> [YOUR TASK]:
Locate every line below that contains the word "FUNCTION" and copy it.

> [RAW DATA]:

========

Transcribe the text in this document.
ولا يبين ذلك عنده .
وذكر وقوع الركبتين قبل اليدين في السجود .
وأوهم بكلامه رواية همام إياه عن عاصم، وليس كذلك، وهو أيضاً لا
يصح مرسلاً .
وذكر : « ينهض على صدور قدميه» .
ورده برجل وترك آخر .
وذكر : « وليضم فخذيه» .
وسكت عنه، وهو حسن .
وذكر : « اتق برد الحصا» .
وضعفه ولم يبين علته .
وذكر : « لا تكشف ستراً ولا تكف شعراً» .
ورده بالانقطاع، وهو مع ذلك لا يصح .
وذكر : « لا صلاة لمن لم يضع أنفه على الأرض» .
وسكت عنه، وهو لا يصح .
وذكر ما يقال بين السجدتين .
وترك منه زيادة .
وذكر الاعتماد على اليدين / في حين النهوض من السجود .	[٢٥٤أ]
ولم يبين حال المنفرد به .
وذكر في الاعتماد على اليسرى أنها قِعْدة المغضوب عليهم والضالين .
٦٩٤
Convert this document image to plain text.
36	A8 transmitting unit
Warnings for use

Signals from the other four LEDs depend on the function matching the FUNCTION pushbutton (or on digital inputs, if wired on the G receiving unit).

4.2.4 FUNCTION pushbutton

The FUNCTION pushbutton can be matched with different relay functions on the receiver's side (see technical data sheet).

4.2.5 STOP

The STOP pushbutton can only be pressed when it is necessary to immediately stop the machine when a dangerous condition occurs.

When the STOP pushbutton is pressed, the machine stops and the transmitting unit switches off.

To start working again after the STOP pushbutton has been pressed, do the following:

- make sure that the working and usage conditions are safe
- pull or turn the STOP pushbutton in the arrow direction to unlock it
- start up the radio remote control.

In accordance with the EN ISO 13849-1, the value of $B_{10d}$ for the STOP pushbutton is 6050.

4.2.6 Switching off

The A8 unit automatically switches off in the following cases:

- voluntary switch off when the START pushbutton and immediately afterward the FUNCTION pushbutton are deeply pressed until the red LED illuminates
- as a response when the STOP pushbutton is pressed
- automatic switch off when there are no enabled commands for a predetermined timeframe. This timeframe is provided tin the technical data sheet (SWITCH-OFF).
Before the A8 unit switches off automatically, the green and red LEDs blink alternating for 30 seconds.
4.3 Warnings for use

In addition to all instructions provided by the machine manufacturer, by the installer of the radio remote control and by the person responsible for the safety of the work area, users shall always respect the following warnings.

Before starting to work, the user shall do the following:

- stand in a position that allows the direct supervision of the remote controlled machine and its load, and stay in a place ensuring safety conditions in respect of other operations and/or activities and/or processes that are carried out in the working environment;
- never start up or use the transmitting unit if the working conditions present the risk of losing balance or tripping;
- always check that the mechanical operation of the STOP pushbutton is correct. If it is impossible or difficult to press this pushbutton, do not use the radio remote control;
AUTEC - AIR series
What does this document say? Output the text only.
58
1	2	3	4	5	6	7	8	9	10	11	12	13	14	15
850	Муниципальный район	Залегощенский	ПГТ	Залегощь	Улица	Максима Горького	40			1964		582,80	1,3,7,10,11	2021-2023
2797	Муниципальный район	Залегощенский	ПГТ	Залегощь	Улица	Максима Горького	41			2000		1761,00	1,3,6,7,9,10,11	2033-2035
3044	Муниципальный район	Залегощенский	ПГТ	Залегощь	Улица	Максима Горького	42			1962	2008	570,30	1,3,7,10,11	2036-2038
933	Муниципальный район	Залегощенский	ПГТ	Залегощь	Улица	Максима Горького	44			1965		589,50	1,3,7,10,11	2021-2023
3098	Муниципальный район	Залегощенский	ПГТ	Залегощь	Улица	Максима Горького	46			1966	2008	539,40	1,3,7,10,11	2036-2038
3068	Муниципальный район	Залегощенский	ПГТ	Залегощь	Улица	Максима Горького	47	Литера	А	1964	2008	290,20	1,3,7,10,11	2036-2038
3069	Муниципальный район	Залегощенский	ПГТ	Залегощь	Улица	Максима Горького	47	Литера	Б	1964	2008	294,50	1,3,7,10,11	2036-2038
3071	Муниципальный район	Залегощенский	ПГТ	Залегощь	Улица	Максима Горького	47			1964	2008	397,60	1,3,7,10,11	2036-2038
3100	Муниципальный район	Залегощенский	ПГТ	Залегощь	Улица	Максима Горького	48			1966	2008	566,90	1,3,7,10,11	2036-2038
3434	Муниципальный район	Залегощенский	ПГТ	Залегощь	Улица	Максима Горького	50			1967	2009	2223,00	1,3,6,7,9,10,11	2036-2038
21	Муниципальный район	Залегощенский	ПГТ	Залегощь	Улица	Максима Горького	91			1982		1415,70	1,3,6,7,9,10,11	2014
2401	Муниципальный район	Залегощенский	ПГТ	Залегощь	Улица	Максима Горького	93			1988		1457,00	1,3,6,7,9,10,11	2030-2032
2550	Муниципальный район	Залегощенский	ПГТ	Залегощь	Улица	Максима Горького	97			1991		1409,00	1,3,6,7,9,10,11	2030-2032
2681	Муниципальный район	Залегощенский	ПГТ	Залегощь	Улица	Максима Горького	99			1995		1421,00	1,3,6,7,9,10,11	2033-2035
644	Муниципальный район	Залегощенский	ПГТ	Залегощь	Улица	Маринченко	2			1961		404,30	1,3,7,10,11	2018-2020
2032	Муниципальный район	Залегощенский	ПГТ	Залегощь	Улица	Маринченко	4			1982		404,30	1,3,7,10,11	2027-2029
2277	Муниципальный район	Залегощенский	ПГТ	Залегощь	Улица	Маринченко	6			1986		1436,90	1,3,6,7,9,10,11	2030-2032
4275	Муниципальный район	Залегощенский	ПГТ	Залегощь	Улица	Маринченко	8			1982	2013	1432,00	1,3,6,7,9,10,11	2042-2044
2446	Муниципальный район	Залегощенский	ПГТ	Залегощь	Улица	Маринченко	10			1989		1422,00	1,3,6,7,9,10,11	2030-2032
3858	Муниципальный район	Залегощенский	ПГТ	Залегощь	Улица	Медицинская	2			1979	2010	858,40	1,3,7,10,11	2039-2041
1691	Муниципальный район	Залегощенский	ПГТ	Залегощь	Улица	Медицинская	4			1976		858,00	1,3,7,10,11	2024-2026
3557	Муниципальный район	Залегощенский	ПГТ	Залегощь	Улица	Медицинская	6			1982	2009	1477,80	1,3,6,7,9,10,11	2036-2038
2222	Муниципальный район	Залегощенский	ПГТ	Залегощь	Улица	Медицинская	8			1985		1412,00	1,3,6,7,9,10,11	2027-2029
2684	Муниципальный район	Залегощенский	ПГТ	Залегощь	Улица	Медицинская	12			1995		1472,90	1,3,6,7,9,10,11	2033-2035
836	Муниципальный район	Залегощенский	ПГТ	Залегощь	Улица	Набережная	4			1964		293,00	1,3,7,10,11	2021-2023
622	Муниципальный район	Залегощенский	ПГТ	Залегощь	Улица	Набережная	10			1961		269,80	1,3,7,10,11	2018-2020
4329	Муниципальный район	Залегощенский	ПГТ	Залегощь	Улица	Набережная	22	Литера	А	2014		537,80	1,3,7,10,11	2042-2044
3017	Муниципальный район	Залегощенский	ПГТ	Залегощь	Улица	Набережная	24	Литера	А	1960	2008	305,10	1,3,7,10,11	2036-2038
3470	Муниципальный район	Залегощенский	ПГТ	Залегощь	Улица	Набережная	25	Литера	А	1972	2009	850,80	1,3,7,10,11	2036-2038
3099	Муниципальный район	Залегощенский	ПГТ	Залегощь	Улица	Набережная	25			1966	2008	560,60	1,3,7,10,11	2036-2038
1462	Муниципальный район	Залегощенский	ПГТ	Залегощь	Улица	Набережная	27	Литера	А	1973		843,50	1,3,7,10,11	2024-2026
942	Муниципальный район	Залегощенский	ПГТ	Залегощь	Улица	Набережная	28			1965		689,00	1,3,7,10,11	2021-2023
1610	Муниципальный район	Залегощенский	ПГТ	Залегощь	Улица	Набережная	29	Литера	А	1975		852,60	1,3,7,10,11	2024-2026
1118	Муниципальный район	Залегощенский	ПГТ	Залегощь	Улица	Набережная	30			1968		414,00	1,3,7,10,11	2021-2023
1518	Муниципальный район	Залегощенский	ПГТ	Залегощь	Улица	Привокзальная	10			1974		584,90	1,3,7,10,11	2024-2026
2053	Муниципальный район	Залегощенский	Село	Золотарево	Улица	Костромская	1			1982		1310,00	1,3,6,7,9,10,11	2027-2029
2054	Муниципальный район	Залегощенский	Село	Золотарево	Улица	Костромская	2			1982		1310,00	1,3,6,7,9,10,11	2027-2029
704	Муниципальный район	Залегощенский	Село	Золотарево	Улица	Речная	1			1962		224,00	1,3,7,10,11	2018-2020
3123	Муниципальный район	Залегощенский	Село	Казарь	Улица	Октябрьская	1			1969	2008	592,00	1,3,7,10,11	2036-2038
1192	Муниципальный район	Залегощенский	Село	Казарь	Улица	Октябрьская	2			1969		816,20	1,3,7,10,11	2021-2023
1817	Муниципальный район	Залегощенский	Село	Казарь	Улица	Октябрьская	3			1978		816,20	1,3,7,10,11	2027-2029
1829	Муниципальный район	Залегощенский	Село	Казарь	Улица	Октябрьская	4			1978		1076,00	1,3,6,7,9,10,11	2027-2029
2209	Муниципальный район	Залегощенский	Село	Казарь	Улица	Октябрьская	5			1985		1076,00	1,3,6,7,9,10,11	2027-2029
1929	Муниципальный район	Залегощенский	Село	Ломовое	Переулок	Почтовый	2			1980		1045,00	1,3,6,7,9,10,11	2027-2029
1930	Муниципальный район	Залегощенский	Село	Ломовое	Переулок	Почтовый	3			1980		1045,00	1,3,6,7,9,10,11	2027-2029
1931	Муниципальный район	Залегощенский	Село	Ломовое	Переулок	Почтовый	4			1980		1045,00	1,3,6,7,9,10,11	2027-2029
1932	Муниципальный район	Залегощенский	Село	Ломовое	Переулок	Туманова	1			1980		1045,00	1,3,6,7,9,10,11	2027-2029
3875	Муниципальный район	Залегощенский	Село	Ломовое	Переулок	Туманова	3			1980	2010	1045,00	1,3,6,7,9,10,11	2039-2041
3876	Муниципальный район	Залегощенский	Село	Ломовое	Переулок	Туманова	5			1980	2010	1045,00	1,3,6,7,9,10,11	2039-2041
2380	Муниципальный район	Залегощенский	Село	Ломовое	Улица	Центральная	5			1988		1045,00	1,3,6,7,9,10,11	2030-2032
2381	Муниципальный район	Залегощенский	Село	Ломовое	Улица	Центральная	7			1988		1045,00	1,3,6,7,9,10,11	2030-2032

========

> [REPLY TO THE EXERCISE]:
Signals from the other four LEDs depend on the function matching the FUNCTION pushbutton (or on digital inputs, if wired on the G receiving unit).
4.2.4 FUNCTION pushbutton
The FUNCTION pushbutton can be matched with different relay functions on the receiver's side (see technical data sheet).
- voluntary switch off when the START pushbutton and immediately afterward the FUNCTION pushbutton are deeply pressed until the red LED illuminates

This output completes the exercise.